(Extracted data entries)
((

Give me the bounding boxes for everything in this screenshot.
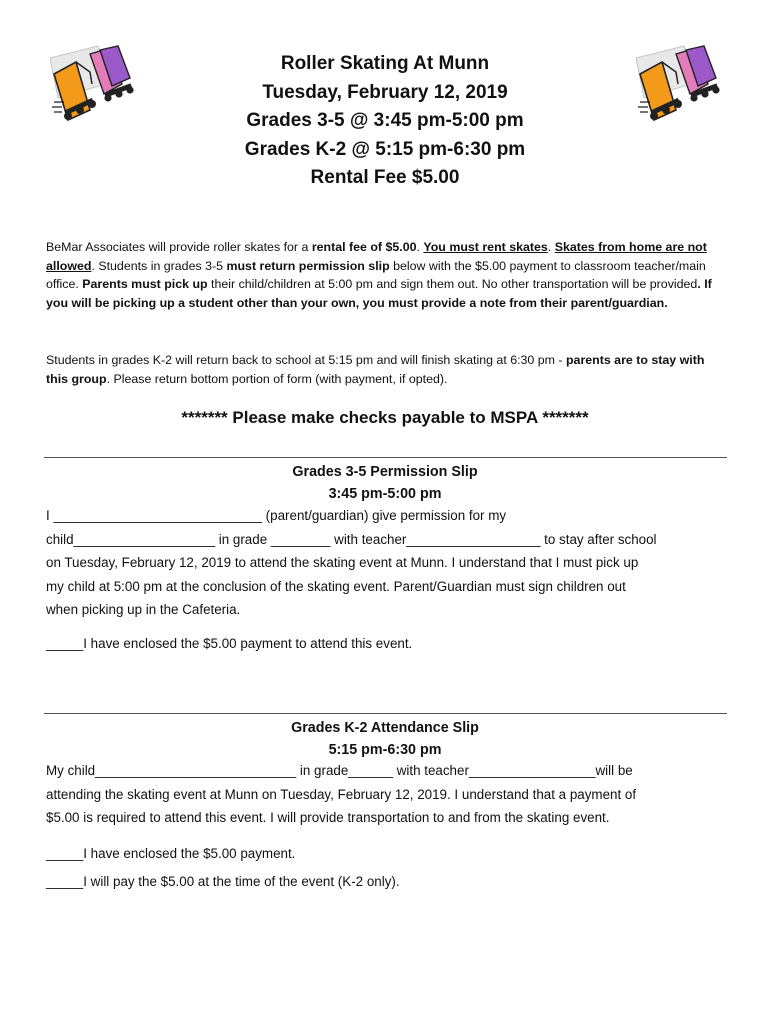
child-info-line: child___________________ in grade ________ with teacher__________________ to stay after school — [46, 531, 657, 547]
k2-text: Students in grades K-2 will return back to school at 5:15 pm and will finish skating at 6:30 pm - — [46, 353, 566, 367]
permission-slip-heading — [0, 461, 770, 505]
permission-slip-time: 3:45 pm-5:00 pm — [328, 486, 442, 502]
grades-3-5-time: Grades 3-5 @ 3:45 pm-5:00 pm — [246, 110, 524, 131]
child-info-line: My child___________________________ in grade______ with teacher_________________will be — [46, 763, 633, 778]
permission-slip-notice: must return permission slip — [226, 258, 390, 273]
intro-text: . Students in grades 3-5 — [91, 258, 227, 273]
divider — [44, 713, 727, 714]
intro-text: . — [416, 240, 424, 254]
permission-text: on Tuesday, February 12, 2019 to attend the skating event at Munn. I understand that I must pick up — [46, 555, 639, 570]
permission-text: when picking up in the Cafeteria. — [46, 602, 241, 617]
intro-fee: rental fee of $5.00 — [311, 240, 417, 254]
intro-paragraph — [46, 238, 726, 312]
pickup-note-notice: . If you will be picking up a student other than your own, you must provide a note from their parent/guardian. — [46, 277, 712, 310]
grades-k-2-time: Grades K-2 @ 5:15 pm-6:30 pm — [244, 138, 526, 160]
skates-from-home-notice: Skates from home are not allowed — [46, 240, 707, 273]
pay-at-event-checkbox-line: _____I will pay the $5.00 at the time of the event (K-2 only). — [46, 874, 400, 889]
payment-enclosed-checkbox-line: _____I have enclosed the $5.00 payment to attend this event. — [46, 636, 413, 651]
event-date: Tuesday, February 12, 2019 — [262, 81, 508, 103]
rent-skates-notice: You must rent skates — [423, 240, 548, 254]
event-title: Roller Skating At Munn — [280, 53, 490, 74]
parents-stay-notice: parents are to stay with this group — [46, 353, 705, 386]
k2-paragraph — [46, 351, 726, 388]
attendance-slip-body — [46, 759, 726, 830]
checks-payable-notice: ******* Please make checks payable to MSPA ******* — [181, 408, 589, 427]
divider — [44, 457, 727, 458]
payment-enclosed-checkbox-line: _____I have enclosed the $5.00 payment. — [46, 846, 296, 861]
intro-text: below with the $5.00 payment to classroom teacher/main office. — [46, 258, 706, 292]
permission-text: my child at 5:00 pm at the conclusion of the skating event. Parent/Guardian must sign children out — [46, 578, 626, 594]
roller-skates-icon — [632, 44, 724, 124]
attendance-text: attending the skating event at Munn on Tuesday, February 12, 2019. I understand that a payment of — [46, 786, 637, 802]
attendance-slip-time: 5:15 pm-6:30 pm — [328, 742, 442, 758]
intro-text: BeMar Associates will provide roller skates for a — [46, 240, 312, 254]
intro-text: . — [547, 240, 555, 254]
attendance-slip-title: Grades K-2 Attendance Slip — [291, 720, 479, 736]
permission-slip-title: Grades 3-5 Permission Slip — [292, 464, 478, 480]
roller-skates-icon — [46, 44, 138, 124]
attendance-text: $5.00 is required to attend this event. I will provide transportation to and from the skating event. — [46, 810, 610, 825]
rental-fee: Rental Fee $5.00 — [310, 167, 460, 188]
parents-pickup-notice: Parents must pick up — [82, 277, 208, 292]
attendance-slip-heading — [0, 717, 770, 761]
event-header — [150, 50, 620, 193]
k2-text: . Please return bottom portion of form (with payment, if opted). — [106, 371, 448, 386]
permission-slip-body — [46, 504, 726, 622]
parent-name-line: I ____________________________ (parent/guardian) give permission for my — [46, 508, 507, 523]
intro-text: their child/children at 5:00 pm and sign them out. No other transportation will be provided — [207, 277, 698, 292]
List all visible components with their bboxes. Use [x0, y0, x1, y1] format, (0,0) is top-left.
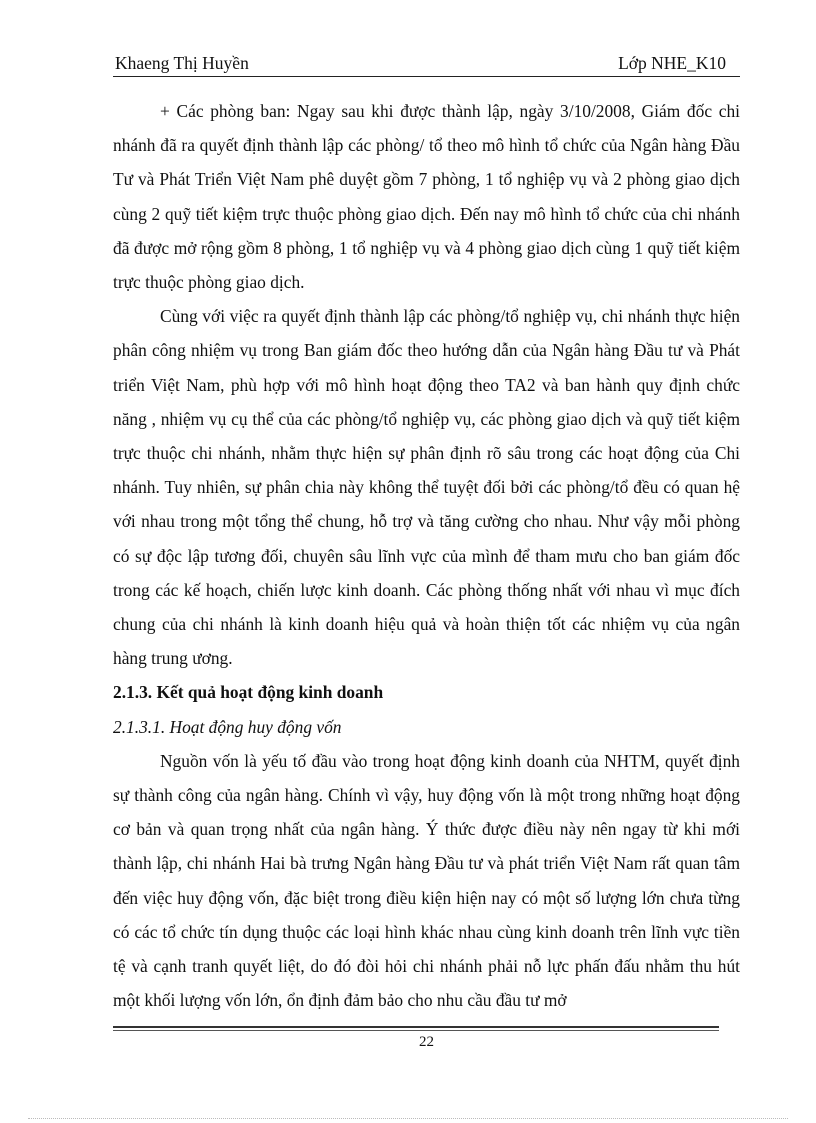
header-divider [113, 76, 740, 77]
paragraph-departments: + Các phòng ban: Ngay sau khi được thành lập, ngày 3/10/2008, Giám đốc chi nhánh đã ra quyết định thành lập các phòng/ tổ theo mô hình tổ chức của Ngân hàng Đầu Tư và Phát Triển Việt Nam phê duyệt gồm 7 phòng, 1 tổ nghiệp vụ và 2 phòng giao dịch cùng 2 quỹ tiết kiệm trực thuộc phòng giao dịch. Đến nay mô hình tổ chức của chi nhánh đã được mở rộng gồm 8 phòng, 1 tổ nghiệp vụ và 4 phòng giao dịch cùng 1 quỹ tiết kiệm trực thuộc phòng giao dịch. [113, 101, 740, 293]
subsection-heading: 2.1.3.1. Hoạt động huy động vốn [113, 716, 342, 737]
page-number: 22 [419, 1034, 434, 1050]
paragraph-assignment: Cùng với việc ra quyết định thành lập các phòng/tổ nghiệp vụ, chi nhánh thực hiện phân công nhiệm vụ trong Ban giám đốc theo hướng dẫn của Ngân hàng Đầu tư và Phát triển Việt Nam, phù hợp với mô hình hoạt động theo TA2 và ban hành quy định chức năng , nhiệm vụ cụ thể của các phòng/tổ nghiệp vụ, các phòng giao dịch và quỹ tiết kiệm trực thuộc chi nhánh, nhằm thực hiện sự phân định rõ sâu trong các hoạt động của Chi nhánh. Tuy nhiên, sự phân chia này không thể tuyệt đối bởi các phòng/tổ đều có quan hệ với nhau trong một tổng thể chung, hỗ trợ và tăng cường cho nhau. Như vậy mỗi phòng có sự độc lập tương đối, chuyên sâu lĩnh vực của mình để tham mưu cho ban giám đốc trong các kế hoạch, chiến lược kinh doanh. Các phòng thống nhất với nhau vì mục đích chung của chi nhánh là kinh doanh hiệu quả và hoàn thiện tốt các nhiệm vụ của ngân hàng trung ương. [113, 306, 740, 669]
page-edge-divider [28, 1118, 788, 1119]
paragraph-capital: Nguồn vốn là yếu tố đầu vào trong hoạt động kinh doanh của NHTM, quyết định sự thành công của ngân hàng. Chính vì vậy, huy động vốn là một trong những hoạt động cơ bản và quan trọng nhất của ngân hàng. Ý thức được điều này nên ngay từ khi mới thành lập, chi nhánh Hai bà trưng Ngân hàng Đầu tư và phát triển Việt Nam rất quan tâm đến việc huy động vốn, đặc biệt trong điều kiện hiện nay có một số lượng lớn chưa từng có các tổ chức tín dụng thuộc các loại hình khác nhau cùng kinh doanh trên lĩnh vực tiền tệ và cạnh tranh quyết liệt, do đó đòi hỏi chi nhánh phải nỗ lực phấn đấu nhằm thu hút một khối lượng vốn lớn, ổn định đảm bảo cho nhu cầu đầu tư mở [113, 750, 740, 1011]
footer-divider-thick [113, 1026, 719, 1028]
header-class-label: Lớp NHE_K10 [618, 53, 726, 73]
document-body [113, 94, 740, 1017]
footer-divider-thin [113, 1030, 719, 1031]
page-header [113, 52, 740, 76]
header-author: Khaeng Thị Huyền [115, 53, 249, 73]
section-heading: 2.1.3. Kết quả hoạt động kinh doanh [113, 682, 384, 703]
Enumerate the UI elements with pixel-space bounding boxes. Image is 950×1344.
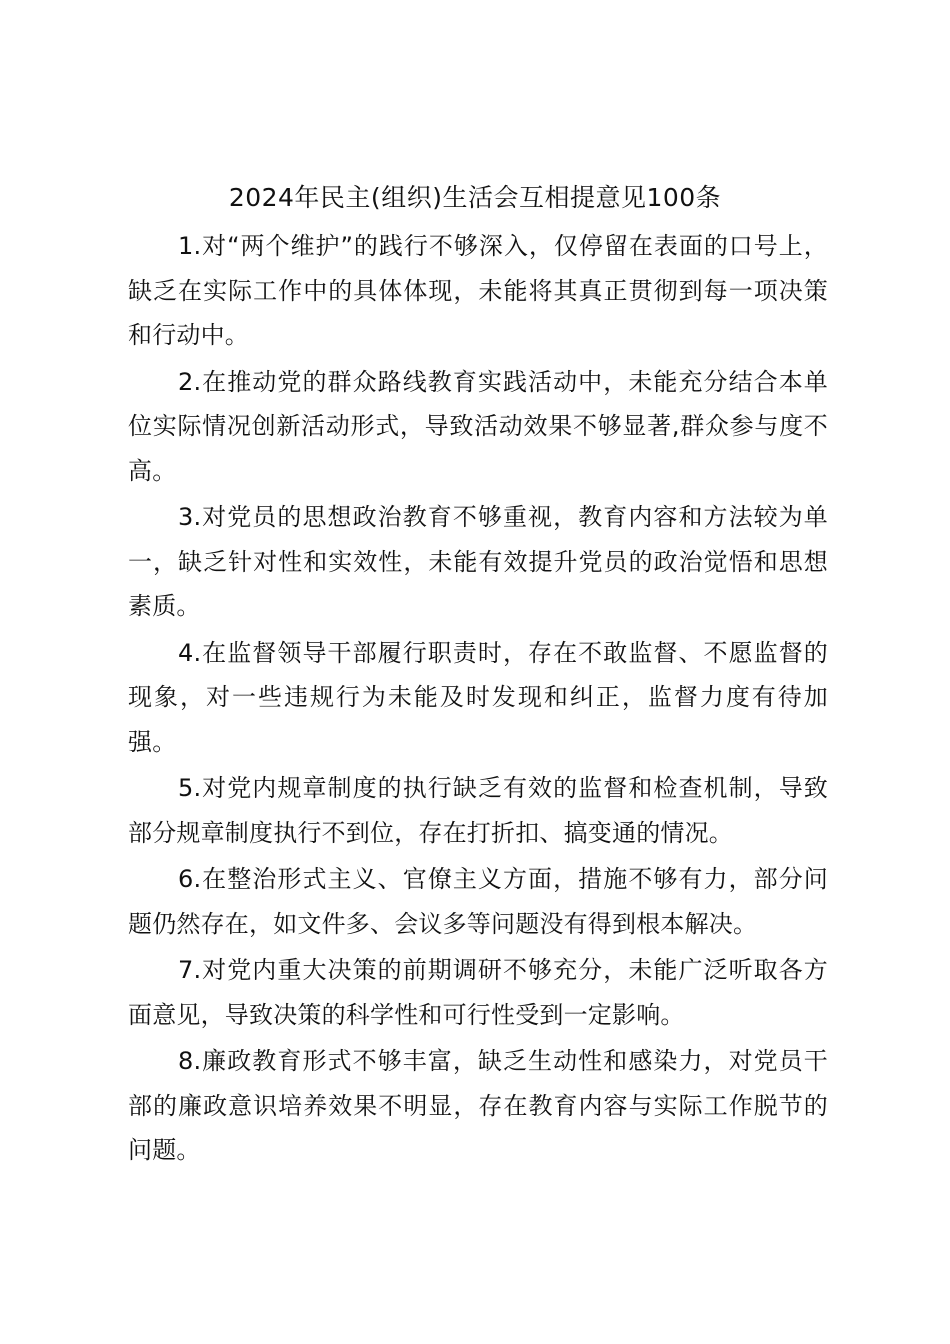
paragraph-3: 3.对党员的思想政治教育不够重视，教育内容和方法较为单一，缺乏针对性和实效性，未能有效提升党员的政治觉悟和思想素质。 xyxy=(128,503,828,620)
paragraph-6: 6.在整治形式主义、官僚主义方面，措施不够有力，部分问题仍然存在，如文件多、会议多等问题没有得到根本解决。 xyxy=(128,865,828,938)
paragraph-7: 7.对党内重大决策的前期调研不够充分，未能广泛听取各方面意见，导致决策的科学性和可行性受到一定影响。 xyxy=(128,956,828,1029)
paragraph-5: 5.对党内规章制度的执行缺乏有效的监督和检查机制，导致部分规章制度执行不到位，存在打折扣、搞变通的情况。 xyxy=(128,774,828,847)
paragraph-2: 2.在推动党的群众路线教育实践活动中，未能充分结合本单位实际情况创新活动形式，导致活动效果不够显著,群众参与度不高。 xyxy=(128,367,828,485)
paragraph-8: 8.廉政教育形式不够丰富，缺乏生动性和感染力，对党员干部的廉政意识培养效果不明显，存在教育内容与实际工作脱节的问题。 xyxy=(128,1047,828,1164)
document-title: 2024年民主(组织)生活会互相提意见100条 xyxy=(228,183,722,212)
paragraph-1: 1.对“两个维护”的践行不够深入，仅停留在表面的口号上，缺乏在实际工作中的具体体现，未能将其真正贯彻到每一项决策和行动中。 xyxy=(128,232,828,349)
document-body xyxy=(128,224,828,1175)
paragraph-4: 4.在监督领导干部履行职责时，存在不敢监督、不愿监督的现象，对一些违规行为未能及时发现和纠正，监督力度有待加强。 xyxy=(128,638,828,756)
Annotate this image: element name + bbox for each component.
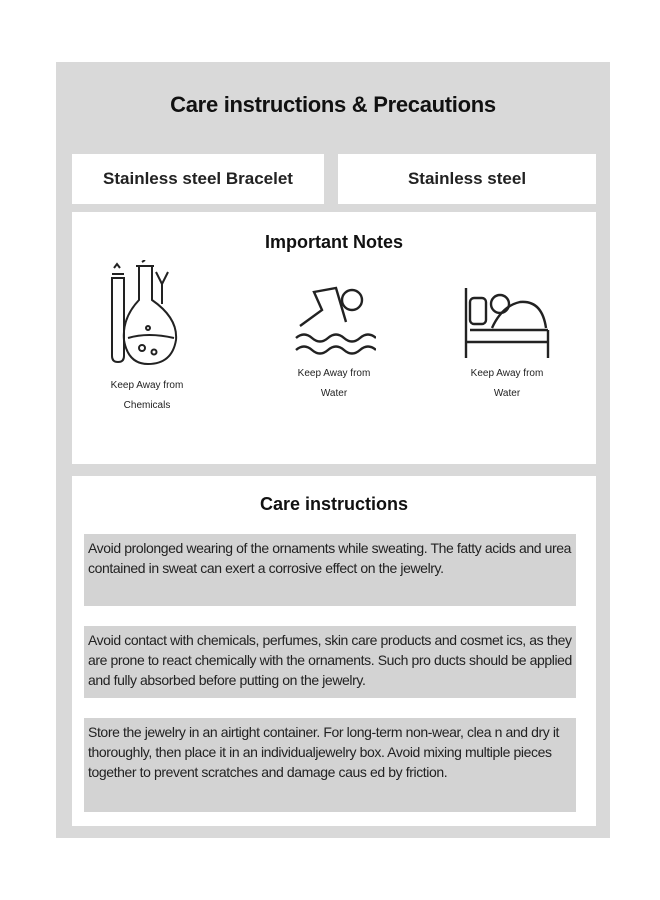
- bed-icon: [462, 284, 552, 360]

))

STATED EXERCISE: Copy out the records from the line containing "child-info-line: child___________________ in" up to and including the line containing "permission-slip-time: 3:45 pm-5:00", character for character.

EXPECTED OUTPUT:
child-info-line: child___________________ in grade ________ with teacher__________________ to stay after school — [46, 531, 657, 547]
k2-text: Students in grades K-2 will return back to school at 5:15 pm and will finish skating at 6:30 pm - — [46, 353, 566, 367]
permission-slip-heading — [0, 461, 770, 505]
permission-slip-time: 3:45 pm-5:00 pm — [328, 486, 442, 502]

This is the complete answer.